(Data entries)

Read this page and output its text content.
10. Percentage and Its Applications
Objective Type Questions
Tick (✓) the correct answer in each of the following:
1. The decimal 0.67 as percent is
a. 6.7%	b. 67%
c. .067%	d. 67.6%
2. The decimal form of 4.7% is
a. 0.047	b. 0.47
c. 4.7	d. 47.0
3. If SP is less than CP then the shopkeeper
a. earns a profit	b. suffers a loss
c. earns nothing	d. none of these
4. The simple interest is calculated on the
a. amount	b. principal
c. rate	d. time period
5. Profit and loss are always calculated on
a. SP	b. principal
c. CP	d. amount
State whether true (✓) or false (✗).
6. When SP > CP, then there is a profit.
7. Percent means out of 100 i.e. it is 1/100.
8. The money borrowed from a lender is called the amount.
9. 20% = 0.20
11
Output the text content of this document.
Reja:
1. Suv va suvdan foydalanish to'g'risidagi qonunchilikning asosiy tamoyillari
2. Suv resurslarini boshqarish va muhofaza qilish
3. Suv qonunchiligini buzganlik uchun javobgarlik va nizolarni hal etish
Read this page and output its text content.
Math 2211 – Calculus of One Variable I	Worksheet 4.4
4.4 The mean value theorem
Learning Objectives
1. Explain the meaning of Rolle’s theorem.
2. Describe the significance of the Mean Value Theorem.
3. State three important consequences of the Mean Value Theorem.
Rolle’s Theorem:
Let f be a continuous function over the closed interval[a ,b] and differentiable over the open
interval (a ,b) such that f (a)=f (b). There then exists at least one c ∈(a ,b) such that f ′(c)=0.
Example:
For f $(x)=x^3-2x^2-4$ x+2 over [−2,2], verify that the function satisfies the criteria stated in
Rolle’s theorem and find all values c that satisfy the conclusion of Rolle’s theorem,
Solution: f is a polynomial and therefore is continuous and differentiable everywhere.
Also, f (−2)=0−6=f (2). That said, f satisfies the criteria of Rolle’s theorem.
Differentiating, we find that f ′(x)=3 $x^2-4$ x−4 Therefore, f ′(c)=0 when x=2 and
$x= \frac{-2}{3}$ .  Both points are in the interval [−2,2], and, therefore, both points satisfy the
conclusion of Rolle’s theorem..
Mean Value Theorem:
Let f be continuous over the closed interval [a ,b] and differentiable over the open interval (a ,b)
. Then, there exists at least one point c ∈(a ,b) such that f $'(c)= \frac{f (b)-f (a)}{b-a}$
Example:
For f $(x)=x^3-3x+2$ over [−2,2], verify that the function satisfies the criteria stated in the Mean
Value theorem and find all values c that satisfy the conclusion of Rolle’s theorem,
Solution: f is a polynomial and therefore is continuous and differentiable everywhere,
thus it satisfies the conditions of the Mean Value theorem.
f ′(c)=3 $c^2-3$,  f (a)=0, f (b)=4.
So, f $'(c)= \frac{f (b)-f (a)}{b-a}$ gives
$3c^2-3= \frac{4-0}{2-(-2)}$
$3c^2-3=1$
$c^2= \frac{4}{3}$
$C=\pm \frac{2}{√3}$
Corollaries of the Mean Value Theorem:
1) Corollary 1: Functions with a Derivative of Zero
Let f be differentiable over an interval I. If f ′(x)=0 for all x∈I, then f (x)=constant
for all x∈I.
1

■ PROBLEM TO WORK ON
Reproduce each line of the material containing the word "values".

■ RESULT FOR THIS TASK
Rolle’s theorem and find all values c that satisfy the conclusion of Rolle’s theorem,
Value theorem and find all values c that satisfy the conclusion of Rolle’s theorem,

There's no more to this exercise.